Requirement =
Your task is to reproduce the entries below word for word.

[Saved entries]
- - -
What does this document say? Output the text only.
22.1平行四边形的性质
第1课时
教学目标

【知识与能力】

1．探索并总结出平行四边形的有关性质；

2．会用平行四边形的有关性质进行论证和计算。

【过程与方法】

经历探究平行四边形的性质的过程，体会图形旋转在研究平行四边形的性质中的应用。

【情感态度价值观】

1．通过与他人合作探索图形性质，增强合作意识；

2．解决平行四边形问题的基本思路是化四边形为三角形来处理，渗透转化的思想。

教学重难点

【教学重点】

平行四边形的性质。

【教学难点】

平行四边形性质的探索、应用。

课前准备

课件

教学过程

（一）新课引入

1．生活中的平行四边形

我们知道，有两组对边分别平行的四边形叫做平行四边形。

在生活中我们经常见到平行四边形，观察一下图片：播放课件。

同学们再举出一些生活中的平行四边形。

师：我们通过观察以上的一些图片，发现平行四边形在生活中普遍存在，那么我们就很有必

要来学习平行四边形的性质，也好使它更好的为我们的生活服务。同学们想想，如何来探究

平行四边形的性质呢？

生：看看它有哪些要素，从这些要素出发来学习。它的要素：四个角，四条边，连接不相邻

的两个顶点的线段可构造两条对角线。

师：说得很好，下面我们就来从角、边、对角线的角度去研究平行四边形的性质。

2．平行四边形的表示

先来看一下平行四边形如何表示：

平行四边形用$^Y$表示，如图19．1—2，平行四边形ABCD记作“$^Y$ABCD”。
- - -
In response =
What does this document say? Output the text only.
22.1平行四边形的性质
第1课时
教学目标

【知识与能力】

1．探索并总结出平行四边形的有关性质；

2．会用平行四边形的有关性质进行论证和计算。

【过程与方法】

经历探究平行四边形的性质的过程，体会图形旋转在研究平行四边形的性质中的应用。

【情感态度价值观】

1．通过与他人合作探索图形性质，增强合作意识；

2．解决平行四边形问题的基本思路是化四边形为三角形来处理，渗透转化的思想。

教学重难点

【教学重点】

平行四边形的性质。

【教学难点】

平行四边形性质的探索、应用。

课前准备

课件

教学过程

（一）新课引入

1．生活中的平行四边形

我们知道，有两组对边分别平行的四边形叫做平行四边形。

在生活中我们经常见到平行四边形，观察一下图片：播放课件。

同学们再举出一些生活中的平行四边形。

师：我们通过观察以上的一些图片，发现平行四边形在生活中普遍存在，那么我们就很有必

要来学习平行四边形的性质，也好使它更好的为我们的生活服务。同学们想想，如何来探究

平行四边形的性质呢？

生：看看它有哪些要素，从这些要素出发来学习。它的要素：四个角，四条边，连接不相邻

的两个顶点的线段可构造两条对角线。

师：说得很好，下面我们就来从角、边、对角线的角度去研究平行四边形的性质。

2．平行四边形的表示

先来看一下平行四边形如何表示：

平行四边形用$^Y$表示，如图19．1—2，平行四边形ABCD记作“$^Y$ABCD”。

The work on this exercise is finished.